* [Exercise instructions] The records that follow are to be transcribed in full, without their images.

(Saved data entries)
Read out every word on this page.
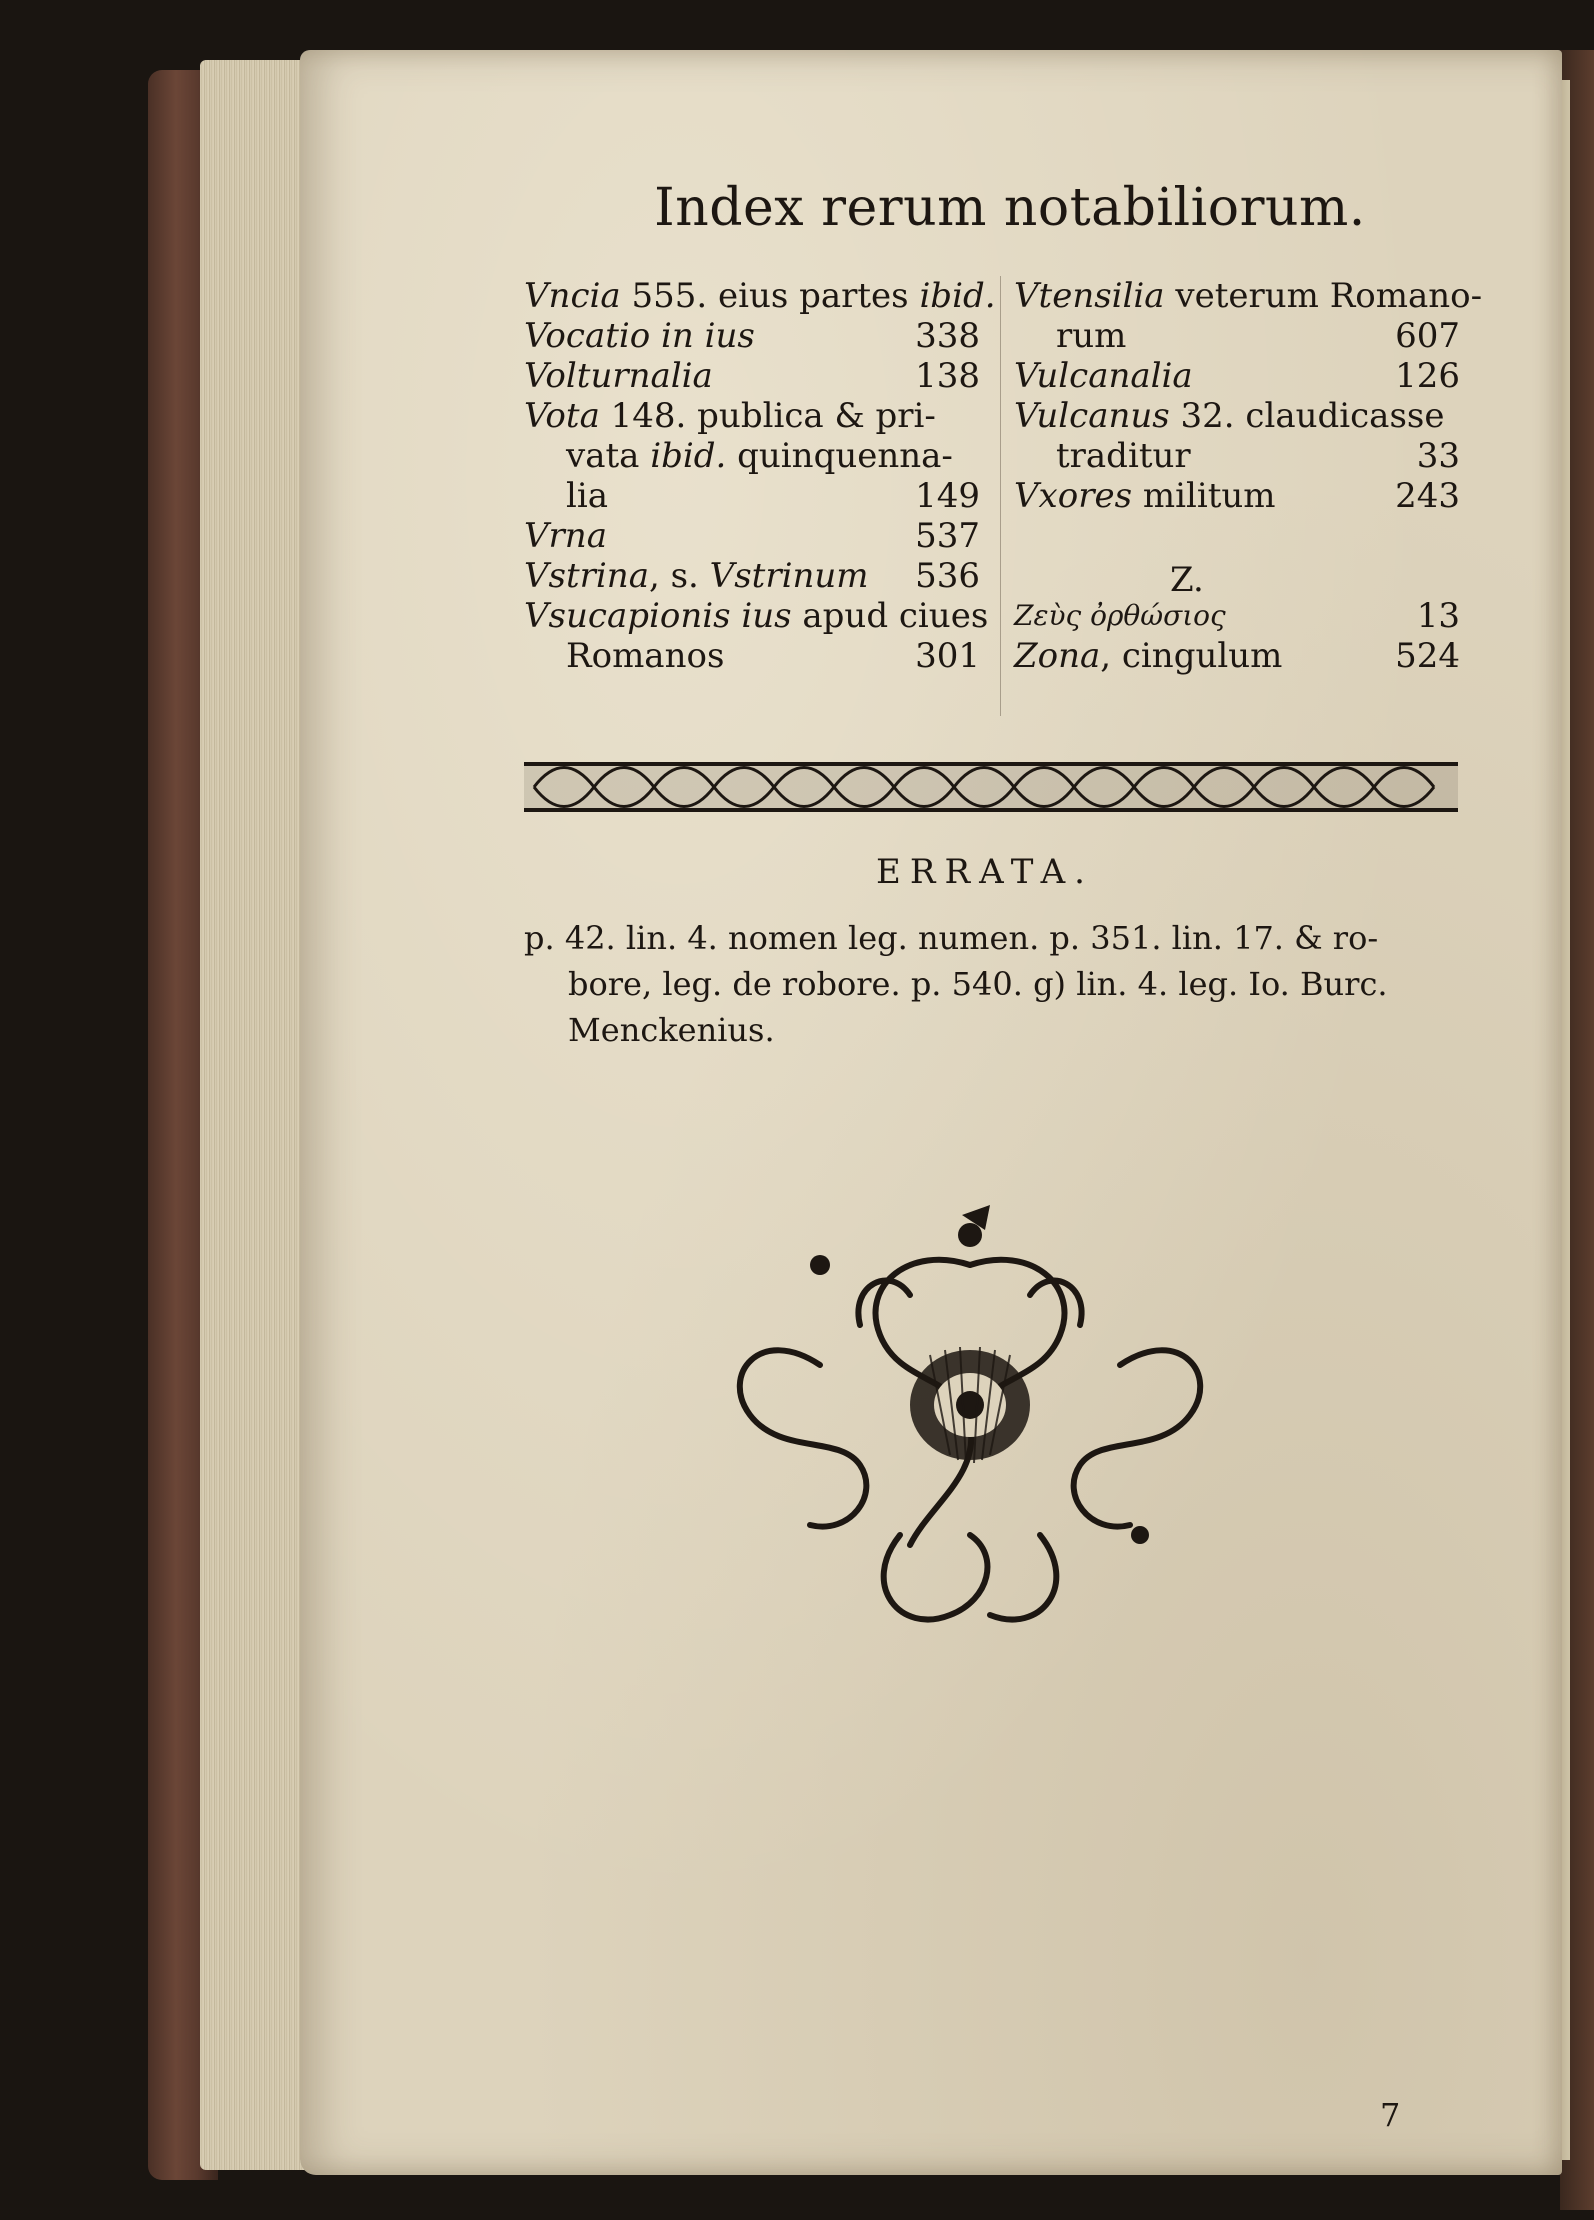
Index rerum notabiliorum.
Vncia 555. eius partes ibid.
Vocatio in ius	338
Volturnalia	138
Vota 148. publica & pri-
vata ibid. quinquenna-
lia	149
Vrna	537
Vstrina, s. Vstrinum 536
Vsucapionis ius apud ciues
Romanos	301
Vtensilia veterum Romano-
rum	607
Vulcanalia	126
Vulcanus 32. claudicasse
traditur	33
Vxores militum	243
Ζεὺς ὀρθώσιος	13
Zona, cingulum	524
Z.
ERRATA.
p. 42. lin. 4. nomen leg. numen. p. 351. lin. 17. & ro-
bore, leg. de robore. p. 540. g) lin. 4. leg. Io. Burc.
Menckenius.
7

* [Output of the task]
Read out every word on this page.
Index rerum notabiliorum.
Vncia 555. eius partes ibid.
Vocatio in ius	338
Volturnalia	138
Vota 148. publica & pri-
vata ibid. quinquenna-
lia	149
Vrna	537
Vstrina, s. Vstrinum 536
Vsucapionis ius apud ciues
Romanos	301
Vtensilia veterum Romano-
rum	607
Vulcanalia	126
Vulcanus 32. claudicasse
traditur	33
Vxores militum	243
Ζεὺς ὀρθώσιος	13
Zona, cingulum	524
Z.
ERRATA.
p. 42. lin. 4. nomen leg. numen. p. 351. lin. 17. & ro-
bore, leg. de robore. p. 540. g) lin. 4. leg. Io. Burc.
Menckenius.
7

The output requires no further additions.